What to do: Extract every line from the records below that contains the word "cause".

----------

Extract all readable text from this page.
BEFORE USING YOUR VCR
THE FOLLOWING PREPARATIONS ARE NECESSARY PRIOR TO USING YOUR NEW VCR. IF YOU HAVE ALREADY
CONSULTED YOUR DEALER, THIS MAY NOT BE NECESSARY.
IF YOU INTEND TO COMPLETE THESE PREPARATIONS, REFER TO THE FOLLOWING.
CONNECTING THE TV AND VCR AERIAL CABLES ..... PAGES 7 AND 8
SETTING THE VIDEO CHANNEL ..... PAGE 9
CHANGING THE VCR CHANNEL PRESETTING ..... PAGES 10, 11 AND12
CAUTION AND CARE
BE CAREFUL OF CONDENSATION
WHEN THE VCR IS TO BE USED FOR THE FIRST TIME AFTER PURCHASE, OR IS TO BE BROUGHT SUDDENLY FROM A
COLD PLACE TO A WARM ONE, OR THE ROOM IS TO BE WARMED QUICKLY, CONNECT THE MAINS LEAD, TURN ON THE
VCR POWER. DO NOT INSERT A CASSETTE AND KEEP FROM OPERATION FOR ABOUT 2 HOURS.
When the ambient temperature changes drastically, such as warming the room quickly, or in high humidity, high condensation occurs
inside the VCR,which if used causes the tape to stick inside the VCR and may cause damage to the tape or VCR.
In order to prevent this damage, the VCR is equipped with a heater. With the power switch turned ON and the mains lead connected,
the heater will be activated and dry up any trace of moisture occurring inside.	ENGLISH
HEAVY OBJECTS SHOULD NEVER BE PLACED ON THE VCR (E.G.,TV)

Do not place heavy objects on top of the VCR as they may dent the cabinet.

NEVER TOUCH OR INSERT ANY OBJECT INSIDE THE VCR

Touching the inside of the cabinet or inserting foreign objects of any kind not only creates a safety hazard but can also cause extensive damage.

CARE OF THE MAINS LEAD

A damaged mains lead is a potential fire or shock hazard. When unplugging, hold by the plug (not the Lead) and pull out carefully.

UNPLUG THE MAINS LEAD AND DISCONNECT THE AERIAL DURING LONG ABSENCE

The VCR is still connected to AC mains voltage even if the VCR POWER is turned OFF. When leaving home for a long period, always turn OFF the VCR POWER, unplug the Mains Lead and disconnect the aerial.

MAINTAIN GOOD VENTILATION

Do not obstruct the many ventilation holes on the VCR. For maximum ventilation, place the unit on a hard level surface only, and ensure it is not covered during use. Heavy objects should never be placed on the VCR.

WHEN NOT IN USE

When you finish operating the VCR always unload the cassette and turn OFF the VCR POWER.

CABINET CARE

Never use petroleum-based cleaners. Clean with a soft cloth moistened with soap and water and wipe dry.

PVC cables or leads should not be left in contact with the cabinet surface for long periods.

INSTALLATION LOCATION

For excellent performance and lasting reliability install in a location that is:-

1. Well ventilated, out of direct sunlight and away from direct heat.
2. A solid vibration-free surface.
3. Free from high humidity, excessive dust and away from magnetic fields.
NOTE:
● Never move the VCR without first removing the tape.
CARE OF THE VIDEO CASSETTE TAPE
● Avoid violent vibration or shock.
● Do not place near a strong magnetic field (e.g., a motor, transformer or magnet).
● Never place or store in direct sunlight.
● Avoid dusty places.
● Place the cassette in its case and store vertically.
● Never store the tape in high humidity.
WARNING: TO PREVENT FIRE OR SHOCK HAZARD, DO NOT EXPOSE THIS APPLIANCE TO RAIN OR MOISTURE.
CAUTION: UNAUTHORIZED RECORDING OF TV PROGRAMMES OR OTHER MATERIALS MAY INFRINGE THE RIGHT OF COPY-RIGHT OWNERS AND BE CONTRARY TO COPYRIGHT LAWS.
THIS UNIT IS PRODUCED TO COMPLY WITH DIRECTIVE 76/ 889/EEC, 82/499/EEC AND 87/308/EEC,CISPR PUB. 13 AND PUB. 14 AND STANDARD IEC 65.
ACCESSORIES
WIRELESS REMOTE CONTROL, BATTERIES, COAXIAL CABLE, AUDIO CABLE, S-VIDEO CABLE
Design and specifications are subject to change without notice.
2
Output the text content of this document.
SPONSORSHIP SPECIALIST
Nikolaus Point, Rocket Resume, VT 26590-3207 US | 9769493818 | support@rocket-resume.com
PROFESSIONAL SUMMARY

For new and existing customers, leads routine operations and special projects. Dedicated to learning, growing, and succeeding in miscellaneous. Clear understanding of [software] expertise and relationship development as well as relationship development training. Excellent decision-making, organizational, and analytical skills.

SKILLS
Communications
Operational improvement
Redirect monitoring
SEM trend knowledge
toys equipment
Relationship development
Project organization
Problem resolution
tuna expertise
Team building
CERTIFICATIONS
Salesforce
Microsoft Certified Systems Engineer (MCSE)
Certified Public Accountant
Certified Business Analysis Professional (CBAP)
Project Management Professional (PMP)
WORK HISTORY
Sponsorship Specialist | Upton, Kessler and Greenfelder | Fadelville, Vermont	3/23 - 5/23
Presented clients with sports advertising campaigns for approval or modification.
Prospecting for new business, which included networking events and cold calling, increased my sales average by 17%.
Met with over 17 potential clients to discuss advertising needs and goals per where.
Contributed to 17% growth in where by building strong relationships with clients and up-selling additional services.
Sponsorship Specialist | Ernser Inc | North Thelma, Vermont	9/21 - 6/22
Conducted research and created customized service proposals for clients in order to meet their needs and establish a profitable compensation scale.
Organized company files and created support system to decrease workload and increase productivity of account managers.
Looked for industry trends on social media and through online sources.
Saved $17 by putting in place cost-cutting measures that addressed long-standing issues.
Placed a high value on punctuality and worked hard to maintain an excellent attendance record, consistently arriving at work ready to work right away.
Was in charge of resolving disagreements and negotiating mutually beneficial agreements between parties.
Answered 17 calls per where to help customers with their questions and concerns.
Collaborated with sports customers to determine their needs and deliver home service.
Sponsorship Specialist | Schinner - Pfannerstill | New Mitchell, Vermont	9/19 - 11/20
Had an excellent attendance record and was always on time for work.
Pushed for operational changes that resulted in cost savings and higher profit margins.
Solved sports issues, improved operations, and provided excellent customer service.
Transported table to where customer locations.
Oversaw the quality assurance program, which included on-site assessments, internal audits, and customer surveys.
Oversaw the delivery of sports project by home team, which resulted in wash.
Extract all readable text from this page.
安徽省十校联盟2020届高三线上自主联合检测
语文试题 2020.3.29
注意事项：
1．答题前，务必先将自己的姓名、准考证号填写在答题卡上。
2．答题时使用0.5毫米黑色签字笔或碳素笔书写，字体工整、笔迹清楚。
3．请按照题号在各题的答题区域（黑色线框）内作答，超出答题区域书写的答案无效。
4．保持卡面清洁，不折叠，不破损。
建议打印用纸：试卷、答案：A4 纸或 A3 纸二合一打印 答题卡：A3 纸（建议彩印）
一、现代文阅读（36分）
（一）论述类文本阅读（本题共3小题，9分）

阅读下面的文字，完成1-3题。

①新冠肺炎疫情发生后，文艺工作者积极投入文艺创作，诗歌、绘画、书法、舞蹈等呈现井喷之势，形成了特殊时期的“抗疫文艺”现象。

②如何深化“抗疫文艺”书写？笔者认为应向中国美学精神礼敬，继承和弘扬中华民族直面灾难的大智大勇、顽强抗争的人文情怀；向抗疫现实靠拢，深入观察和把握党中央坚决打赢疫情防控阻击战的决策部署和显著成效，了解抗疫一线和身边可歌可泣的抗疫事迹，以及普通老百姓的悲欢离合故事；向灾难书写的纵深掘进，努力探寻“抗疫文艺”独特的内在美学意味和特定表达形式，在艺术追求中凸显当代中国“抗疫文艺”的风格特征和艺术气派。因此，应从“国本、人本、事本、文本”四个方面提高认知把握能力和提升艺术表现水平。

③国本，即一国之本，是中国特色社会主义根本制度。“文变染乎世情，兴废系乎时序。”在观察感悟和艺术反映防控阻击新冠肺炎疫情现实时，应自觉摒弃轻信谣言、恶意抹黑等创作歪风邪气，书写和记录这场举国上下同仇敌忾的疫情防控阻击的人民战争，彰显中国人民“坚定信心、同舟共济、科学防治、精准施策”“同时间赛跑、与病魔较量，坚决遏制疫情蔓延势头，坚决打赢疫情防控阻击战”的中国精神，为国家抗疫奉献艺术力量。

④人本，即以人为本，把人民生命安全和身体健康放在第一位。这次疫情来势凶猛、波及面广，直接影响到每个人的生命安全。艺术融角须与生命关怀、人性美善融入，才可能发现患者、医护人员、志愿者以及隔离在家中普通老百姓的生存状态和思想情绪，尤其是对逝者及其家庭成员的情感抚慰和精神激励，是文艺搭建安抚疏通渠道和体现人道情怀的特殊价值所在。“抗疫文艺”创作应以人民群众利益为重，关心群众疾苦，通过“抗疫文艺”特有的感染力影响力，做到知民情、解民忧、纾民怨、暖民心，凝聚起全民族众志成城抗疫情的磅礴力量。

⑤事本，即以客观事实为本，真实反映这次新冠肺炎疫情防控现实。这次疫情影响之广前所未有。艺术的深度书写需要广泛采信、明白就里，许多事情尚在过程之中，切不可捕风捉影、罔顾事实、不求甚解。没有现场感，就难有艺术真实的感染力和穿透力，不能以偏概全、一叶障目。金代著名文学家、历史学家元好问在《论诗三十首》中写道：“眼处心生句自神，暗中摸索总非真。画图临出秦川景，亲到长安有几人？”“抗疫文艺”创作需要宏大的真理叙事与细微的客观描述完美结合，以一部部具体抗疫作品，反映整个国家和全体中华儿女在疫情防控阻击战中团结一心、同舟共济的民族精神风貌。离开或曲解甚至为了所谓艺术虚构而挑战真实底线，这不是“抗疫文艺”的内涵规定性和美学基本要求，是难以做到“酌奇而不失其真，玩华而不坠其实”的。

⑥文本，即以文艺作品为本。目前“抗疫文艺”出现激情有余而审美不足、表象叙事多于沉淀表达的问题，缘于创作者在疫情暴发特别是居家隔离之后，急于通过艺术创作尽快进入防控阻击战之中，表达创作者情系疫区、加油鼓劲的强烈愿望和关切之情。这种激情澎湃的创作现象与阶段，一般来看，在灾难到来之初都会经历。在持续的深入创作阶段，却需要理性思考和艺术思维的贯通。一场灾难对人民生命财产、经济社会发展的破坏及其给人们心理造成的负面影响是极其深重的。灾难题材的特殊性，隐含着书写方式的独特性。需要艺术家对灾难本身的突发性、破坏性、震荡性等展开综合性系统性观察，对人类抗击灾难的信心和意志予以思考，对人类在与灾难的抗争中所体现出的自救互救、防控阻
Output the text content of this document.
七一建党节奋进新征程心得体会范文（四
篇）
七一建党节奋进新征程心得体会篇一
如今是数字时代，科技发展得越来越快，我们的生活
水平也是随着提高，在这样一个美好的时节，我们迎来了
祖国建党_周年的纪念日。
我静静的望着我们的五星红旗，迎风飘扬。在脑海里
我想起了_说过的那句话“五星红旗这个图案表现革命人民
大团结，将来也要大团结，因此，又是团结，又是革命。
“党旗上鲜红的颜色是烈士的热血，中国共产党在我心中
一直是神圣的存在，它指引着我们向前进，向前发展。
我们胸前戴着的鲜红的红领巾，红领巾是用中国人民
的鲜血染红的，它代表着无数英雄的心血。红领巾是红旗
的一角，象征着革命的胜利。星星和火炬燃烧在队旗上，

----------

Answer to the problem:
inside the VCR,which if used causes the tape to stick inside the VCR and may cause damage to the tape or VCR.
Touching the inside of the cabinet or inserting foreign objects of any kind not only creates a safety hazard but can also cause extensive damage.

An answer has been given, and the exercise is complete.